Aim: Work out the number of lines in the records that include the word "также"; reply with that number alone.

Collected data entries:
□ □ □ □

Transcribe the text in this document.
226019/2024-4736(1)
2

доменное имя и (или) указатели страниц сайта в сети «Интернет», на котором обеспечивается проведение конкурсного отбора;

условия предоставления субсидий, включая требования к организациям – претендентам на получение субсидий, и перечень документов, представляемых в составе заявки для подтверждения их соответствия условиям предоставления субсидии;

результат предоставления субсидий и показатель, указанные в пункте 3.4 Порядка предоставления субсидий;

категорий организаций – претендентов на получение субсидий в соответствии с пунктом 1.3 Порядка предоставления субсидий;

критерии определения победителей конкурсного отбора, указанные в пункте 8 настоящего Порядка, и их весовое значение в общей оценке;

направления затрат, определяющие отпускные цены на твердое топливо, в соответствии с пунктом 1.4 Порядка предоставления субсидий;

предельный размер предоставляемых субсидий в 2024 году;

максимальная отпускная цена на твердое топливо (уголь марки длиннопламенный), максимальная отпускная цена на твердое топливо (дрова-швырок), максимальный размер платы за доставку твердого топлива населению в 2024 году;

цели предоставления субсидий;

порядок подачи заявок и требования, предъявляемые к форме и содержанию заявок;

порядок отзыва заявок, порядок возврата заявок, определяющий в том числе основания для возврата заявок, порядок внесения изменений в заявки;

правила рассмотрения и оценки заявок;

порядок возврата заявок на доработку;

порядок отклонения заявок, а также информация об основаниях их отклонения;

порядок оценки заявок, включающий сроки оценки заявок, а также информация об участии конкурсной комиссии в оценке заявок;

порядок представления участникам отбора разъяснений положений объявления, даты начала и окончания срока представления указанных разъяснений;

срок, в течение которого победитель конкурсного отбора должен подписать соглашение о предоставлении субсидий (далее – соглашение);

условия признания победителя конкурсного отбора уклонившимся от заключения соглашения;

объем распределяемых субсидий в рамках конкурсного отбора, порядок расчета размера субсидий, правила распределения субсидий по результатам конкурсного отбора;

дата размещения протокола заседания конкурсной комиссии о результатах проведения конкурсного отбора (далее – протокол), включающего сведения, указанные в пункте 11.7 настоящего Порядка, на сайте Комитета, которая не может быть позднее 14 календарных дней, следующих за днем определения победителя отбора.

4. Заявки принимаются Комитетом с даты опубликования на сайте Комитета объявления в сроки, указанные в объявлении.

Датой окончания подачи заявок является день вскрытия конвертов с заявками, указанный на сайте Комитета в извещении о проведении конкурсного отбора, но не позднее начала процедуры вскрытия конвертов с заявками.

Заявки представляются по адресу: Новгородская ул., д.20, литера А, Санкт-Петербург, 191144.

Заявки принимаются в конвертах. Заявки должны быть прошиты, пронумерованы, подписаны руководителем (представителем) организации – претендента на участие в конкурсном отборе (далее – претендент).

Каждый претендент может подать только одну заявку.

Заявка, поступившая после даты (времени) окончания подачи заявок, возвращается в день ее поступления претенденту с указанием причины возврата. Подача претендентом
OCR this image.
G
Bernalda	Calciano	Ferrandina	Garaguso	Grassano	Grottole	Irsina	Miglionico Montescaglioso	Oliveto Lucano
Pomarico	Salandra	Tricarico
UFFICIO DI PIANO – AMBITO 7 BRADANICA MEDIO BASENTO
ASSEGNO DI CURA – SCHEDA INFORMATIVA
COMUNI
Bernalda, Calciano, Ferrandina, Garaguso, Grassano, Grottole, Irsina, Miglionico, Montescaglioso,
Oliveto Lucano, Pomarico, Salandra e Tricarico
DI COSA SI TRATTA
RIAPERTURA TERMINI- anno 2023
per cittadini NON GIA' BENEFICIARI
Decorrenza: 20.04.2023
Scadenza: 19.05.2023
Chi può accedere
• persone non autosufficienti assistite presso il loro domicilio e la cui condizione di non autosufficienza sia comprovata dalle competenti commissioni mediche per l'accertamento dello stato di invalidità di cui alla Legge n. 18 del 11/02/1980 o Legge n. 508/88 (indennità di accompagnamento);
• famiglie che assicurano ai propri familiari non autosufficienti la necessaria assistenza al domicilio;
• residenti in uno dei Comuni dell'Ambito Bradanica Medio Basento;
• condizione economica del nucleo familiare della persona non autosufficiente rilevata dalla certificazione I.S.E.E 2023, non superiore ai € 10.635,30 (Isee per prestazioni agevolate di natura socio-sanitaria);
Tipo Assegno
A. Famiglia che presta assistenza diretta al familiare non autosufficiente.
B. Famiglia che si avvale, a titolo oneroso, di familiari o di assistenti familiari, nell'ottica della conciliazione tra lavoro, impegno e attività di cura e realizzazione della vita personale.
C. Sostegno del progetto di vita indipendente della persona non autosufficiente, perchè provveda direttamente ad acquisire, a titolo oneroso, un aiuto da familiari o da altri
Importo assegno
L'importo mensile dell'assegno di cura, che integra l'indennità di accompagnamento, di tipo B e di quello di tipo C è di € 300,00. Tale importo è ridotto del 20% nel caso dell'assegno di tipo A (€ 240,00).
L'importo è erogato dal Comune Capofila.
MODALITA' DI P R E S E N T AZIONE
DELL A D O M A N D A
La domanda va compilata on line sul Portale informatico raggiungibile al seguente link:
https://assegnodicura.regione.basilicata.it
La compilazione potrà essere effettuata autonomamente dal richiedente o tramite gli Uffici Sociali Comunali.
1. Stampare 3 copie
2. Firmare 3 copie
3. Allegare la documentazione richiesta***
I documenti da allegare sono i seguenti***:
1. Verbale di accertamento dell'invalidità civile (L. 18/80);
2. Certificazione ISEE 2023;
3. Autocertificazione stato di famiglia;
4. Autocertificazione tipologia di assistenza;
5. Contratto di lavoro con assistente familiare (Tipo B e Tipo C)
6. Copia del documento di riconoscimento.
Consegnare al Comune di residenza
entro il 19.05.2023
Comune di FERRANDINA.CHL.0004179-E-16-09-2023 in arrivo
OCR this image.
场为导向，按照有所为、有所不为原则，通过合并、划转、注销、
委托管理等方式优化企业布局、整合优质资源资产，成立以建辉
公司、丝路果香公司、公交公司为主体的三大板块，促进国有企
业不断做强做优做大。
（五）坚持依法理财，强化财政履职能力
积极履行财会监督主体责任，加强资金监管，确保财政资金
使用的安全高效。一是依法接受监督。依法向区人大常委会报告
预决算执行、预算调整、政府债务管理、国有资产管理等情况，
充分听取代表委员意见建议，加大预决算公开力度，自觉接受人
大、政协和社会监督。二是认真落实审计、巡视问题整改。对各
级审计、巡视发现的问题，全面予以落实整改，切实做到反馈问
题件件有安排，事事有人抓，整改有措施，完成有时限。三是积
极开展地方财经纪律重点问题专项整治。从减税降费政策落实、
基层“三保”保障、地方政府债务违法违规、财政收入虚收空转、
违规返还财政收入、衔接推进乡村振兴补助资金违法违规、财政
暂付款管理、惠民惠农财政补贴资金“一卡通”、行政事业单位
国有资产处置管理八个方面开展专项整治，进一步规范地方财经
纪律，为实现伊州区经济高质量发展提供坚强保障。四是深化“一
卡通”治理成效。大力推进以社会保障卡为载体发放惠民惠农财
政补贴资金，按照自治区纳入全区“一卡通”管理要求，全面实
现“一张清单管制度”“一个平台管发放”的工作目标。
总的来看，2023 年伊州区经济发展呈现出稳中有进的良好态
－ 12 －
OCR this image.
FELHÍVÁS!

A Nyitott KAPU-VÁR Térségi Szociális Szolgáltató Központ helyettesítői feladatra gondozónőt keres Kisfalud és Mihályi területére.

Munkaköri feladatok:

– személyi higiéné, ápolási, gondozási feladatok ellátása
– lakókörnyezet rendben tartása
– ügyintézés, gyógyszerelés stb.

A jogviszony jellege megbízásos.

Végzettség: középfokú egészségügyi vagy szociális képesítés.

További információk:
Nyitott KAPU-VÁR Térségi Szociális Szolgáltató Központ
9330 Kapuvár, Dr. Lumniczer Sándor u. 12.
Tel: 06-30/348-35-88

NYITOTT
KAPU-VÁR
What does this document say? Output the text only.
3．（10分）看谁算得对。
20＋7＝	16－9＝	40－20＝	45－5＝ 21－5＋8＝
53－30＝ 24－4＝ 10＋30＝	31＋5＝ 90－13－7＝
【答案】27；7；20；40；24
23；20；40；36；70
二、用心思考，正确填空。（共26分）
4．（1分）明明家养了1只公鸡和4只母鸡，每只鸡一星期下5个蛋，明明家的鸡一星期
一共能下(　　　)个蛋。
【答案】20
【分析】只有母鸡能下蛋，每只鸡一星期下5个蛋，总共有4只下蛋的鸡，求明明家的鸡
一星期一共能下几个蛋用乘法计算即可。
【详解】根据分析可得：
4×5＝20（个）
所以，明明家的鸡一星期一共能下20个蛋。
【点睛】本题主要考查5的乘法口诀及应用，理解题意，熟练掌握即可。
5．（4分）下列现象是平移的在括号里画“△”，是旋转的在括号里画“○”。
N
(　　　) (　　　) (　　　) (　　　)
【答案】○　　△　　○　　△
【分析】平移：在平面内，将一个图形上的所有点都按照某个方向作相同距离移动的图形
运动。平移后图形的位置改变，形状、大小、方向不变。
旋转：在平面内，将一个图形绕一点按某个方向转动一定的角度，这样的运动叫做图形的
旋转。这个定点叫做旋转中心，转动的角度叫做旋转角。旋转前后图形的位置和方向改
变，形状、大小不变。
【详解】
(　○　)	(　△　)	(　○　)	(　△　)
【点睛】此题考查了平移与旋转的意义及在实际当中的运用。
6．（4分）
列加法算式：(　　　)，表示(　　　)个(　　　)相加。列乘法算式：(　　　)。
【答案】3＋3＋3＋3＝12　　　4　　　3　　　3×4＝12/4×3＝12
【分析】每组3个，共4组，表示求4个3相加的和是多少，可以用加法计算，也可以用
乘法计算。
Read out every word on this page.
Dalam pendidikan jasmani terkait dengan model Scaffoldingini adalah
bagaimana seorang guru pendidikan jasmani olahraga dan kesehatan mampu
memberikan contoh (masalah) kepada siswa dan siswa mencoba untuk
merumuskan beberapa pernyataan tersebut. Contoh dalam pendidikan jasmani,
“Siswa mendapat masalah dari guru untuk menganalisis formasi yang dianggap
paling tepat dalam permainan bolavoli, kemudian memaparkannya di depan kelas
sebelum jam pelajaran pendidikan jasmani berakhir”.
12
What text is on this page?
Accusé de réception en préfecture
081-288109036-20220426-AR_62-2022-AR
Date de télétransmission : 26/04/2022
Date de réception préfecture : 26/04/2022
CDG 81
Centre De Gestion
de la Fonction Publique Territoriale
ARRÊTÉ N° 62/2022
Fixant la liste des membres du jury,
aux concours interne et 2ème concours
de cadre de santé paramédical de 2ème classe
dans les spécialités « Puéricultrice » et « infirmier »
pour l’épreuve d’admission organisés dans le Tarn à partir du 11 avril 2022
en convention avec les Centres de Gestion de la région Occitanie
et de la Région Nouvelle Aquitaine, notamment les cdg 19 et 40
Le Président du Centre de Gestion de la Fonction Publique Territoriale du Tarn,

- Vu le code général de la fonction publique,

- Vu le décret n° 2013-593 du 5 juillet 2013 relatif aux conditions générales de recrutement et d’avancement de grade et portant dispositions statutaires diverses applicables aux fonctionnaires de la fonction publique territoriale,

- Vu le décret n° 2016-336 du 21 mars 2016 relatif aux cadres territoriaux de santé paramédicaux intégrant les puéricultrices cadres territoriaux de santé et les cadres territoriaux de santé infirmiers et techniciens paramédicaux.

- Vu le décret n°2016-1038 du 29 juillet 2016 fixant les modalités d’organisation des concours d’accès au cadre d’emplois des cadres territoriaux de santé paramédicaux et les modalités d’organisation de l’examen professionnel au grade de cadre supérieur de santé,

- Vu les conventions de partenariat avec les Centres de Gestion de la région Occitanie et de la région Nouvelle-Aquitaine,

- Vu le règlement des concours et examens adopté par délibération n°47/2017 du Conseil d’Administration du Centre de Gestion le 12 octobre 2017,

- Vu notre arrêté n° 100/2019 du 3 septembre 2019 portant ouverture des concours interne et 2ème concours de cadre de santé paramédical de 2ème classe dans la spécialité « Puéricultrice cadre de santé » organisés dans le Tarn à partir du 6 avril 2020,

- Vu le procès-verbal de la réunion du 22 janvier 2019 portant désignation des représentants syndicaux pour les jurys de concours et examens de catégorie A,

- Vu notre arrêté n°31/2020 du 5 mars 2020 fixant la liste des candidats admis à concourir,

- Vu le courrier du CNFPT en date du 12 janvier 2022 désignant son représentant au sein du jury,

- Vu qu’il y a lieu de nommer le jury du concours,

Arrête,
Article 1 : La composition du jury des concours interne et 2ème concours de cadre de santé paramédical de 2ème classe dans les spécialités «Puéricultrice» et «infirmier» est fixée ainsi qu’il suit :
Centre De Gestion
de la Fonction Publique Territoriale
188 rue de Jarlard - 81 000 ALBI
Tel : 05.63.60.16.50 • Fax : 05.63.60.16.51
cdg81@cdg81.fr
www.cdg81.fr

□ □ □ □

Complete answer: 2